---------- Input records

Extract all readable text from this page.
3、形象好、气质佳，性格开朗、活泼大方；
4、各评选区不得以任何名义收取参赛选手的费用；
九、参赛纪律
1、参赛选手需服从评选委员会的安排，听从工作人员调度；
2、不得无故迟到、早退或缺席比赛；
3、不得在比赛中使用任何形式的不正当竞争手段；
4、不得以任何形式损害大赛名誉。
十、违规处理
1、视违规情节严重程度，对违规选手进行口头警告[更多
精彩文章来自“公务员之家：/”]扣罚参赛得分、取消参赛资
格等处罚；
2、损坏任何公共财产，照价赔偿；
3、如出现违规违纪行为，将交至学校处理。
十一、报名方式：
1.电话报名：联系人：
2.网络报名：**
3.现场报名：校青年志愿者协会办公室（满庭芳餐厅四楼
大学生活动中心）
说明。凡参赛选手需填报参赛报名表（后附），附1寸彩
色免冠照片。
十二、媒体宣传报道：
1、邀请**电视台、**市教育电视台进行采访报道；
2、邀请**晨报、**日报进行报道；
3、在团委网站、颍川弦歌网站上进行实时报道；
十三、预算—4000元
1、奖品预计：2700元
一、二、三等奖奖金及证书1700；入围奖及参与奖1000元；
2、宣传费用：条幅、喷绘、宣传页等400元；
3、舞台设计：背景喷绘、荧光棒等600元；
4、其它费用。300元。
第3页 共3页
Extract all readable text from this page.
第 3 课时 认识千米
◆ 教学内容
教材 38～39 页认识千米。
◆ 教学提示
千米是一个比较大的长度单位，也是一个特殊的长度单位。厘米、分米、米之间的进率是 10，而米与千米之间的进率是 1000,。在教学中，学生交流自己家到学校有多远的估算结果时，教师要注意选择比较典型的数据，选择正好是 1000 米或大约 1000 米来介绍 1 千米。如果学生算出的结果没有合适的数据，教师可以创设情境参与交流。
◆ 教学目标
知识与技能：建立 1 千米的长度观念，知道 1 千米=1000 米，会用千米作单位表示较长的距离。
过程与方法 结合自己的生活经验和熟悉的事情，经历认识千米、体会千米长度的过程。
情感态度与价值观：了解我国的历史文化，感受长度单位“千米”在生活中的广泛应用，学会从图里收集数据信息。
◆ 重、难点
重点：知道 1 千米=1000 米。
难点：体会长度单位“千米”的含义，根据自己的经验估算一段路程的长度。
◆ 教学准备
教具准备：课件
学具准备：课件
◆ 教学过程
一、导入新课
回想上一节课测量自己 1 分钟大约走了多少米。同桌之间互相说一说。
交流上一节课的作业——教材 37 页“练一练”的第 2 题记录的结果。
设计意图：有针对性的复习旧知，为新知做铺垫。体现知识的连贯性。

--------------------

Written instruction. Each line of the material should be echoed exactly.

Task response.
Extract all readable text from this page.
3、形象好、气质佳，性格开朗、活泼大方；
4、各评选区不得以任何名义收取参赛选手的费用；
九、参赛纪律
1、参赛选手需服从评选委员会的安排，听从工作人员调度；
2、不得无故迟到、早退或缺席比赛；
3、不得在比赛中使用任何形式的不正当竞争手段；
4、不得以任何形式损害大赛名誉。
十、违规处理
1、视违规情节严重程度，对违规选手进行口头警告[更多
精彩文章来自“公务员之家：/”]扣罚参赛得分、取消参赛资
格等处罚；
2、损坏任何公共财产，照价赔偿；
3、如出现违规违纪行为，将交至学校处理。
十一、报名方式：
1.电话报名：联系人：
2.网络报名：**
3.现场报名：校青年志愿者协会办公室（满庭芳餐厅四楼
大学生活动中心）
说明。凡参赛选手需填报参赛报名表（后附），附1寸彩
色免冠照片。
十二、媒体宣传报道：
1、邀请**电视台、**市教育电视台进行采访报道；
2、邀请**晨报、**日报进行报道；
3、在团委网站、颍川弦歌网站上进行实时报道；
十三、预算—4000元
1、奖品预计：2700元
一、二、三等奖奖金及证书1700；入围奖及参与奖1000元；
2、宣传费用：条幅、喷绘、宣传页等400元；
3、舞台设计：背景喷绘、荧光棒等600元；
4、其它费用。300元。
第3页 共3页
Extract all readable text from this page.
第 3 课时 认识千米
◆ 教学内容
教材 38～39 页认识千米。
◆ 教学提示
千米是一个比较大的长度单位，也是一个特殊的长度单位。厘米、分米、米之间的进率是 10，而米与千米之间的进率是 1000,。在教学中，学生交流自己家到学校有多远的估算结果时，教师要注意选择比较典型的数据，选择正好是 1000 米或大约 1000 米来介绍 1 千米。如果学生算出的结果没有合适的数据，教师可以创设情境参与交流。
◆ 教学目标
知识与技能：建立 1 千米的长度观念，知道 1 千米=1000 米，会用千米作单位表示较长的距离。
过程与方法 结合自己的生活经验和熟悉的事情，经历认识千米、体会千米长度的过程。
情感态度与价值观：了解我国的历史文化，感受长度单位“千米”在生活中的广泛应用，学会从图里收集数据信息。
◆ 重、难点
重点：知道 1 千米=1000 米。
难点：体会长度单位“千米”的含义，根据自己的经验估算一段路程的长度。
◆ 教学准备
教具准备：课件
学具准备：课件
◆ 教学过程
一、导入新课
回想上一节课测量自己 1 分钟大约走了多少米。同桌之间互相说一说。
交流上一节课的作业——教材 37 页“练一练”的第 2 题记录的结果。
设计意图：有针对性的复习旧知，为新知做铺垫。体现知识的连贯性。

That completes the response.